* **Request**: Your answer should be a single number: the count of lines that hold the word "principal".

········

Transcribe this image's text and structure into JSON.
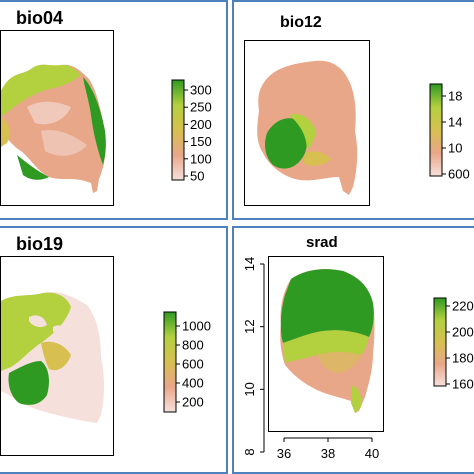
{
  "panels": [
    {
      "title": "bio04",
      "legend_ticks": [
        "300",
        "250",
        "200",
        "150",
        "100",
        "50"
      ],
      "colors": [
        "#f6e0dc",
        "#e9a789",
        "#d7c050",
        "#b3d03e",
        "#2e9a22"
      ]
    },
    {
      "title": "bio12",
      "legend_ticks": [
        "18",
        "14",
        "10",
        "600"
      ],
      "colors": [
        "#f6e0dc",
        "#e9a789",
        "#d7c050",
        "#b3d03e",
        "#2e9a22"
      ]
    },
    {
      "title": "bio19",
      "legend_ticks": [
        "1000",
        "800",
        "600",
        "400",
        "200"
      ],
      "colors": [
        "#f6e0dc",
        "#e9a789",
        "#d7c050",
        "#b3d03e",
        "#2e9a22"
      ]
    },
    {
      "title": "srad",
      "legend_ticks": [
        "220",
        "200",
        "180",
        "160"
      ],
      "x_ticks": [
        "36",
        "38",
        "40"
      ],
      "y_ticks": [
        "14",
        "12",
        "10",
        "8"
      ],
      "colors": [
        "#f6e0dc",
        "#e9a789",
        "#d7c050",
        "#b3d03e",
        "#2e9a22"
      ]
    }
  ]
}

········

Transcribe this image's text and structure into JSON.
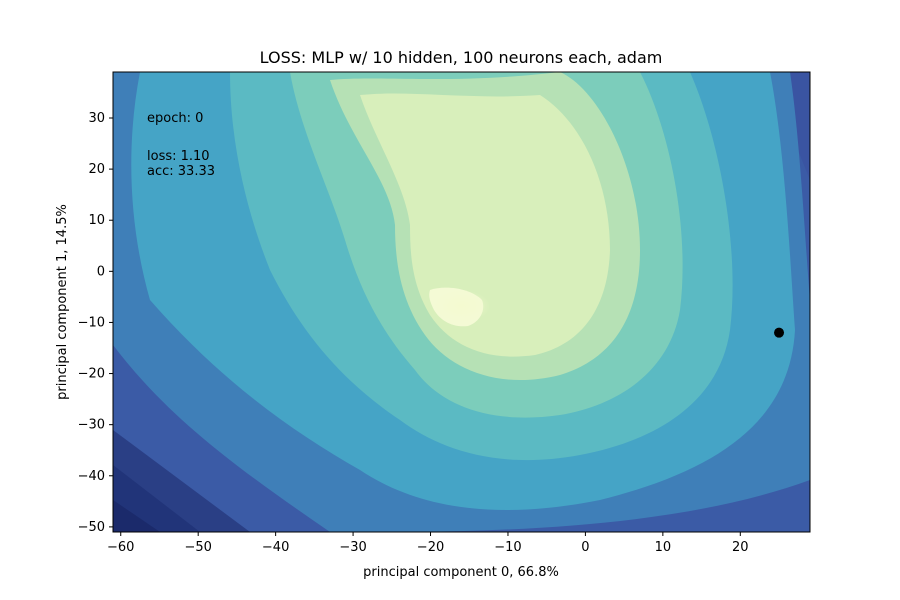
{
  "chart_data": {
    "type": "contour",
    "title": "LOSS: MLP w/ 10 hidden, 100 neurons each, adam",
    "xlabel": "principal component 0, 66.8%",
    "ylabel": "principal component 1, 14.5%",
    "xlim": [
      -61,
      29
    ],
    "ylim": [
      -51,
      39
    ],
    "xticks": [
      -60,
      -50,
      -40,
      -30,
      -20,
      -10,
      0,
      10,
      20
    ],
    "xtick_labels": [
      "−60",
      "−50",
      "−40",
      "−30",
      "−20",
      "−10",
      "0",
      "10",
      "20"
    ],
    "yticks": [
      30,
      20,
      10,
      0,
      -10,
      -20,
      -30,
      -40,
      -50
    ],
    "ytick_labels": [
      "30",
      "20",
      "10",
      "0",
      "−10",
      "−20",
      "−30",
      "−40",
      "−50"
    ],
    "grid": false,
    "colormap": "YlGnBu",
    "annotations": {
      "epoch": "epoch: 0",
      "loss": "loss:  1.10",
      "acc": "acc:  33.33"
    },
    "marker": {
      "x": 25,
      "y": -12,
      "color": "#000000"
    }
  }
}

········

* **Exercise response**: 2